** START **

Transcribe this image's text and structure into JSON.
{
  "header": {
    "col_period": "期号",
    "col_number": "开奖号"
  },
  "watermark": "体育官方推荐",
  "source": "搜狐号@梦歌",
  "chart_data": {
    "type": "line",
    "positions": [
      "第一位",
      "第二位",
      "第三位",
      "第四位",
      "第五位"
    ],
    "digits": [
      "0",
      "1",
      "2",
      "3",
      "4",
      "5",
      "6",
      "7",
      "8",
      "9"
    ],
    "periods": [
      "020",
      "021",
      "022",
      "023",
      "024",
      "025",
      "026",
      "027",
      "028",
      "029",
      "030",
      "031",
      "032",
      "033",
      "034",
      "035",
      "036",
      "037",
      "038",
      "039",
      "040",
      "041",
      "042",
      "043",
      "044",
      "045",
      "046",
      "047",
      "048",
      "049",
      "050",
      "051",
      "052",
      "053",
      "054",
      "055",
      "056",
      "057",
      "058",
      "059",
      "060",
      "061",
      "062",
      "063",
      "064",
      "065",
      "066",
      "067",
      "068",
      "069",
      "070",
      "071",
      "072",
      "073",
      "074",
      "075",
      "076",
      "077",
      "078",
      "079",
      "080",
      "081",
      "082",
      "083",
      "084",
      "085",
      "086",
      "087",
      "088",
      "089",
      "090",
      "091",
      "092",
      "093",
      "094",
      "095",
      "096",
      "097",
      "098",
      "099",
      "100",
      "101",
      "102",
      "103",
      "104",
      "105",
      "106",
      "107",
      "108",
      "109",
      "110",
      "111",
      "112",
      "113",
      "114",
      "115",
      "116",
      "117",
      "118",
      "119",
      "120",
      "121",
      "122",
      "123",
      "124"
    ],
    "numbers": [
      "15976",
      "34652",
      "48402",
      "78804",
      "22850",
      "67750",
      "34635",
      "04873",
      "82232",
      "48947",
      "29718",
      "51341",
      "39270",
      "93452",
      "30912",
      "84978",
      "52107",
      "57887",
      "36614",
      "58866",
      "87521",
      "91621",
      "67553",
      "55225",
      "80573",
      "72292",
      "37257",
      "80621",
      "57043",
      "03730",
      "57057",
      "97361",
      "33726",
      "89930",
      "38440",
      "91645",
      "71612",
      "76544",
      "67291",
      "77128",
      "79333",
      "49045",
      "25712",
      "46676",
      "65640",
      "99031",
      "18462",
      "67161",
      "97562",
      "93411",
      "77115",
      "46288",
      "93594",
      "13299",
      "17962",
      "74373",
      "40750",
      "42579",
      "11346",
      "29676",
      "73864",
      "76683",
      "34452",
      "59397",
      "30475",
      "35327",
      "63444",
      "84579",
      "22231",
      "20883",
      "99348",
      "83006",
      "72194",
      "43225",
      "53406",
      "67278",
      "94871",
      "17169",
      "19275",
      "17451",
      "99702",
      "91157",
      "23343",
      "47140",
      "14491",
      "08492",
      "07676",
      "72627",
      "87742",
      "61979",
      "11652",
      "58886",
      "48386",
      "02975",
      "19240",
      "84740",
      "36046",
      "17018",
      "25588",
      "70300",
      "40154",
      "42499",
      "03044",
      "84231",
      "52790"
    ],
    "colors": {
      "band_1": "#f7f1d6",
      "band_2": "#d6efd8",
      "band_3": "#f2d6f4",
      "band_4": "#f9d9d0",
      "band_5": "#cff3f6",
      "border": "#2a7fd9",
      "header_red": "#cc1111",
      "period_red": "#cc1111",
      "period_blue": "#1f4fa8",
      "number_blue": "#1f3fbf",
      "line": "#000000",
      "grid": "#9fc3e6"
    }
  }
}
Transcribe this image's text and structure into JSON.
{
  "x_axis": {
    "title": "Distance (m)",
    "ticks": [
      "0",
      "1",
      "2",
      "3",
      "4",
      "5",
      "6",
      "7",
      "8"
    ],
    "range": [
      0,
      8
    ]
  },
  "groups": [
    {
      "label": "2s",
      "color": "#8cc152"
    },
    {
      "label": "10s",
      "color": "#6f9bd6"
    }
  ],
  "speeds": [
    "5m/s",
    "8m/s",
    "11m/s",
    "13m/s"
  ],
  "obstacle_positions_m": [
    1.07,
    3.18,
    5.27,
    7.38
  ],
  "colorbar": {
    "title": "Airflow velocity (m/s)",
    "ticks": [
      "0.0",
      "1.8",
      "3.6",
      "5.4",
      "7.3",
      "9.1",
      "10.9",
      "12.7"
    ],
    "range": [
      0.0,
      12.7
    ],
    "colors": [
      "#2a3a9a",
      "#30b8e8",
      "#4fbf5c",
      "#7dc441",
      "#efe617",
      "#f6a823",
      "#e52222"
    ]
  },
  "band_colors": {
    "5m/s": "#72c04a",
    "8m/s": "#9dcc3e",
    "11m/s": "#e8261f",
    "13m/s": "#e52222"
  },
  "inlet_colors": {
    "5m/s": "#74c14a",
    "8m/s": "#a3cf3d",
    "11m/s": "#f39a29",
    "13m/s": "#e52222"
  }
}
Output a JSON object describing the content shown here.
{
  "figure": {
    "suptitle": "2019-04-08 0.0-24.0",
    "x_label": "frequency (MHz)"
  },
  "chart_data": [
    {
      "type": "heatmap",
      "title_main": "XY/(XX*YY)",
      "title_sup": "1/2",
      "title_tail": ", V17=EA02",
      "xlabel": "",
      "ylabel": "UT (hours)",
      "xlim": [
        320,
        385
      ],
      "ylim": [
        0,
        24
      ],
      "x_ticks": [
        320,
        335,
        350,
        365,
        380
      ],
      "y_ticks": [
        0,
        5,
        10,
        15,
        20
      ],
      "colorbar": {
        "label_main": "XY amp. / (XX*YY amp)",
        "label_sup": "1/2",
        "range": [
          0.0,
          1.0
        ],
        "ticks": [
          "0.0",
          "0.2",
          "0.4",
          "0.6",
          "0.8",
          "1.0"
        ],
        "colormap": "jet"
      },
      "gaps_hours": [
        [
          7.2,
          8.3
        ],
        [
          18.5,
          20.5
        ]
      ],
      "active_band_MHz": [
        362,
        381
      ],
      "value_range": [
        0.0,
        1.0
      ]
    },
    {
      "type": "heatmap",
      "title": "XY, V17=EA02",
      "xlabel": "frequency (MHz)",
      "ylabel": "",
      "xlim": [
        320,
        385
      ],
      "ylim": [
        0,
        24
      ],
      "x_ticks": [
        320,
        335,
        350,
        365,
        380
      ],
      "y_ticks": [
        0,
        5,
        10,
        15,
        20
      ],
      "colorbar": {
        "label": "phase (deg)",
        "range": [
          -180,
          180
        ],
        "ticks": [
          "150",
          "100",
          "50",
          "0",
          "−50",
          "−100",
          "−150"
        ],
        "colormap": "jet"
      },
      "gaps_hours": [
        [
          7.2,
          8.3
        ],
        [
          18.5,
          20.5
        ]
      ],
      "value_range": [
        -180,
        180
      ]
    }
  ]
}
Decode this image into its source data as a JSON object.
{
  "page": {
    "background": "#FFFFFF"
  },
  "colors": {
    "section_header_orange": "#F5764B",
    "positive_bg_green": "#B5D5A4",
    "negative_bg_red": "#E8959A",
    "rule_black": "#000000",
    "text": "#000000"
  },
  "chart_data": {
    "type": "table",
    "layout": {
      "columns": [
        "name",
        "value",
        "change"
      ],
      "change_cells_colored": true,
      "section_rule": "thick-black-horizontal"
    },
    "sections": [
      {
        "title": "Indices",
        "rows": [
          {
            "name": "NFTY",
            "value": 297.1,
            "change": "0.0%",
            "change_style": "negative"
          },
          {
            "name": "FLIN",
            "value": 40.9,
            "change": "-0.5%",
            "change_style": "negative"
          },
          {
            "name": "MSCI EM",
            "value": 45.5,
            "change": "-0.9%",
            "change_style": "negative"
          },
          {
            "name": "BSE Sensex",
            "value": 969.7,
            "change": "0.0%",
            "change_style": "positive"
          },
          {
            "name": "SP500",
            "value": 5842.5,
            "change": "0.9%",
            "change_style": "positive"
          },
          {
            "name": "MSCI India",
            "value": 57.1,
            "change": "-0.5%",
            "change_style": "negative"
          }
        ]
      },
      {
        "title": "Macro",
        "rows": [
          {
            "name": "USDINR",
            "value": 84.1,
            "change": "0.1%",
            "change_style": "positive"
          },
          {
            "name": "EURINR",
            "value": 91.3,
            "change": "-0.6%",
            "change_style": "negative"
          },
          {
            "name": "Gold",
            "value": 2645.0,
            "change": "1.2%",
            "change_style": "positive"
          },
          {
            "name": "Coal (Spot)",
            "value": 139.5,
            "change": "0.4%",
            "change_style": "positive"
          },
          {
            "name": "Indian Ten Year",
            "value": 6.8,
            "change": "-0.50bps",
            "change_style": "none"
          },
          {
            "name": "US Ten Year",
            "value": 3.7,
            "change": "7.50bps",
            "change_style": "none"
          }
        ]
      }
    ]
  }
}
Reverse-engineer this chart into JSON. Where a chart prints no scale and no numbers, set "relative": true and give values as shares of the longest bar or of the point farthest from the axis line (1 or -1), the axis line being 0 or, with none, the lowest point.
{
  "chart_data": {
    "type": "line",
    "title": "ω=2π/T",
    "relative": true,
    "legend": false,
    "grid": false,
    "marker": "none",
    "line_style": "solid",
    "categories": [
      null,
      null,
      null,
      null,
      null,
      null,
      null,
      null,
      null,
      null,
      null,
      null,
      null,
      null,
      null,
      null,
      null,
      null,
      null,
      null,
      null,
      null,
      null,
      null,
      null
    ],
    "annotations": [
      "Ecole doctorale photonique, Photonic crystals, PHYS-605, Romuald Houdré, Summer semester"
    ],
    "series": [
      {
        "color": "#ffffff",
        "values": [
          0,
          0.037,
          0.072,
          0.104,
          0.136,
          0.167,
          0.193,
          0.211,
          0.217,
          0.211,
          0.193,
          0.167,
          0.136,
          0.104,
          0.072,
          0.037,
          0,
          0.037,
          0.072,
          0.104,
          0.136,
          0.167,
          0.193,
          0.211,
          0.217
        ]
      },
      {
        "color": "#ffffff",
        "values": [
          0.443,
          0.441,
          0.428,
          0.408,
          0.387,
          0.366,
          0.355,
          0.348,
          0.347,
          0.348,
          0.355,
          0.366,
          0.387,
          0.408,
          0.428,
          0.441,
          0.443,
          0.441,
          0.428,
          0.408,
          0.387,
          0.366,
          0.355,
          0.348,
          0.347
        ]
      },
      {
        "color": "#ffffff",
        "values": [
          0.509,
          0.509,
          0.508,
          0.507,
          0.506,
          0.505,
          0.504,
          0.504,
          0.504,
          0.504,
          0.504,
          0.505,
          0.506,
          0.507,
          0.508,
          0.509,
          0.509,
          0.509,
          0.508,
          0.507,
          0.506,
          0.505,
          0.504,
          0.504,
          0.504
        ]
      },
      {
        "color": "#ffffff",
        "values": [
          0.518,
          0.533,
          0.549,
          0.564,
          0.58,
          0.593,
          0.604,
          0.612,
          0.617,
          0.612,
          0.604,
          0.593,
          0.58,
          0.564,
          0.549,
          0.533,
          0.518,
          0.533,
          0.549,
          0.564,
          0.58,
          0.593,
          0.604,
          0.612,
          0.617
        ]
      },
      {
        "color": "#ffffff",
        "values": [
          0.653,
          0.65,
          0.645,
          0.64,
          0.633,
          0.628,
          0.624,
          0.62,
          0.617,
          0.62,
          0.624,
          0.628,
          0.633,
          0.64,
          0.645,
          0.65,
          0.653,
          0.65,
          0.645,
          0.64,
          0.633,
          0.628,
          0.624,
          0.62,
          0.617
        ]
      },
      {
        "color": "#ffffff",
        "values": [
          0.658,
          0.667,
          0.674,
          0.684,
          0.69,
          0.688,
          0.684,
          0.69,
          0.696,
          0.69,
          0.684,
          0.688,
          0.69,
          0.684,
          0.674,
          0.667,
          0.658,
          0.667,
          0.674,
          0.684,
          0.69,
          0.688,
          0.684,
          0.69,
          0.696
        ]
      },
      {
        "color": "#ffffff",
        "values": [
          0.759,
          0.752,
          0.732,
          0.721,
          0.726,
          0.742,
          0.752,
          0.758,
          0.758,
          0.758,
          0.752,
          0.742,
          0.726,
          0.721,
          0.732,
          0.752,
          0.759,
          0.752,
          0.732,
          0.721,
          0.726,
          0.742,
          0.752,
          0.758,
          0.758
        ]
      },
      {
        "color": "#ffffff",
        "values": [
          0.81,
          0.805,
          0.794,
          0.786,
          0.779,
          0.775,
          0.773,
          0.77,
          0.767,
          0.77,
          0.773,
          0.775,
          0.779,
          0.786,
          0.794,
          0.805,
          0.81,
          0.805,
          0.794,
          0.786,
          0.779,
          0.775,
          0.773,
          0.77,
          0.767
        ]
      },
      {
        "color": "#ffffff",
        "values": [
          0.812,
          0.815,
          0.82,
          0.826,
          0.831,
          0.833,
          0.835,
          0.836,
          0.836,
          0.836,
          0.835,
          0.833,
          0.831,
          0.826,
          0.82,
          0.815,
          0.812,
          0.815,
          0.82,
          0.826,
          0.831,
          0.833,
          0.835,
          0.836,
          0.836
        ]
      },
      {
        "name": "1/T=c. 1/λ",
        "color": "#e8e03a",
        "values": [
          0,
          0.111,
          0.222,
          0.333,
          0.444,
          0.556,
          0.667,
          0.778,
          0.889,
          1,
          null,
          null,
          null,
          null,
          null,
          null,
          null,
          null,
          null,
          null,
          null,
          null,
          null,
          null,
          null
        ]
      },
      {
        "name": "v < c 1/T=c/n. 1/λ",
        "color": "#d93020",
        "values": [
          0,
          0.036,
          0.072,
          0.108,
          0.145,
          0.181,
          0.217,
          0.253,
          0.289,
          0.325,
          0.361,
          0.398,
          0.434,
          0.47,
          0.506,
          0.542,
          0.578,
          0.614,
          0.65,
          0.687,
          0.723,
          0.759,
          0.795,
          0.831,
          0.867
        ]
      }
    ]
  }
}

** END **

= WHAT TO WORK ON =
Each line above that includes "object" should be shown.

= SOLUTION BELOW =
Output a JSON object describing the content shown here.
Decode this image into its source data as a JSON object.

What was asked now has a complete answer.